• **What you have to do**
Please copy each line below that contains the word "easy".

---- Input for this task

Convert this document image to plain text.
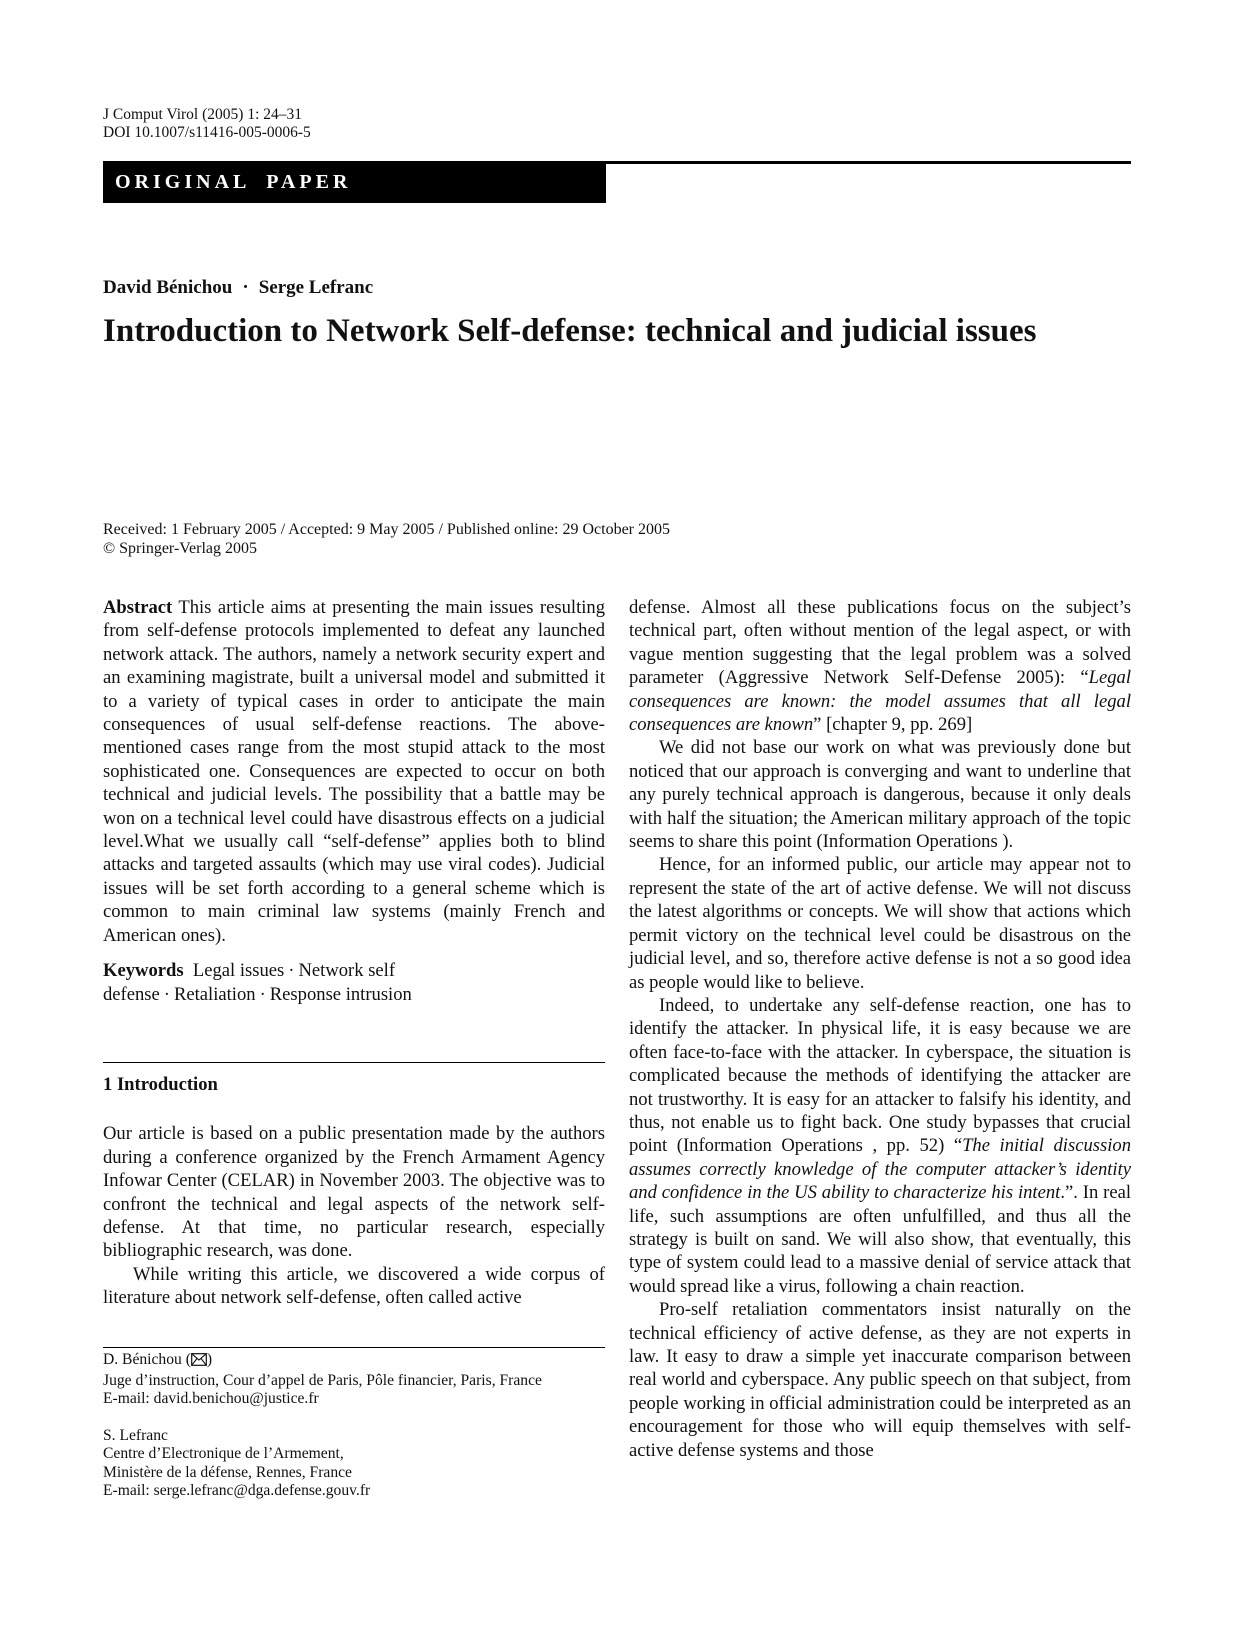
J Comput Virol (2005) 1: 24–31
DOI 10.1007/s11416-005-0006-5
ORIGINAL PAPER
David Bénichou · Serge Lefranc
Introduction to Network Self-defense: technical and judicial issues
Received: 1 February 2005 / Accepted: 9 May 2005 / Published online: 29 October 2005
© Springer-Verlag 2005

Abstract This article aims at presenting the main issues resulting from self-defense protocols implemented to defeat any launched network attack. The authors, namely a network security expert and an examining magistrate, built a universal model and submitted it to a variety of typical cases in order to anticipate the main consequences of usual self-defense reactions. The above-mentioned cases range from the most stupid attack to the most sophisticated one. Consequences are expected to occur on both technical and judicial levels. The possibility that a battle may be won on a technical level could have disastrous effects on a judicial level.What we usually call “self-defense” applies both to blind attacks and targeted assaults (which may use viral codes). Judicial issues will be set forth according to a general scheme which is common to main criminal law systems (mainly French and American ones).

Keywords Legal issues · Network self defense · Retaliation · Response intrusion

1 Introduction

Our article is based on a public presentation made by the authors during a conference organized by the French Armament Agency Infowar Center (CELAR) in November 2003. The objective was to confront the technical and legal aspects of the network self-defense. At that time, no particular research, especially bibliographic research, was done.

While writing this article, we discovered a wide corpus of literature about network self-defense, often called active

defense. Almost all these publications focus on the subject’s technical part, often without mention of the legal aspect, or with vague mention suggesting that the legal problem was a solved parameter (Aggressive Network Self-Defense 2005): “Legal consequences are known: the model assumes that all legal consequences are known” [chapter 9, pp. 269]

We did not base our work on what was previously done but noticed that our approach is converging and want to underline that any purely technical approach is dangerous, because it only deals with half the situation; the American military approach of the topic seems to share this point (Information Operations ).

Hence, for an informed public, our article may appear not to represent the state of the art of active defense. We will not discuss the latest algorithms or concepts. We will show that actions which permit victory on the technical level could be disastrous on the judicial level, and so, therefore active defense is not a so good idea as people would like to believe.

Indeed, to undertake any self-defense reaction, one has to identify the attacker. In physical life, it is easy because we are often face-to-face with the attacker. In cyberspace, the situation is complicated because the methods of identifying the attacker are not trustworthy. It is easy for an attacker to falsify his identity, and thus, not enable us to fight back. One study bypasses that crucial point (Information Operations , pp. 52) “The initial discussion assumes correctly knowledge of the computer attacker’s identity and confidence in the US ability to characterize his intent.”. In real life, such assumptions are often unfulfilled, and thus all the strategy is built on sand. We will also show, that eventually, this type of system could lead to a massive denial of service attack that would spread like a virus, following a chain reaction.

Pro-self retaliation commentators insist naturally on the technical efficiency of active defense, as they are not experts in law. It easy to draw a simple yet inaccurate comparison between real world and cyberspace. Any public speech on that subject, from people working in official administration could be interpreted as an encouragement for those who will equip themselves with self-active defense systems and those

D. Bénichou ( )
Juge d’instruction, Cour d’appel de Paris, Pôle financier, Paris, France
E-mail: david.benichou@justice.fr
S. Lefranc
Centre d’Electronique de l’Armement,
Ministère de la défense, Rennes, France
E-mail: serge.lefranc@dga.defense.gouv.fr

--------

• **Completed exercise**
Indeed, to undertake any self-defense reaction, one has to identify the attacker. In physical life, it is easy because we are often face-to-face with the attacker. In cyberspace, the situation is complicated because the methods of identifying the attacker are not trustworthy. It is easy for an attacker to falsify his identity, and thus, not enable us to fight back. One study bypasses that crucial point (Information Operations , pp. 52) “The initial discussion assumes correctly knowledge of the computer attacker’s identity and confidence in the US ability to characterize his intent.”. In real life, such assumptions are often unfulfilled, and thus all the strategy is built on sand. We will also show, that eventually, this type of system could lead to a massive denial of service attack that would spread like a virus, following a chain reaction.
Pro-self retaliation commentators insist naturally on the technical efficiency of active defense, as they are not experts in law. It easy to draw a simple yet inaccurate comparison between real world and cyberspace. Any public speech on that subject, from people working in official administration could be interpreted as an encouragement for those who will equip themselves with self-active defense systems and those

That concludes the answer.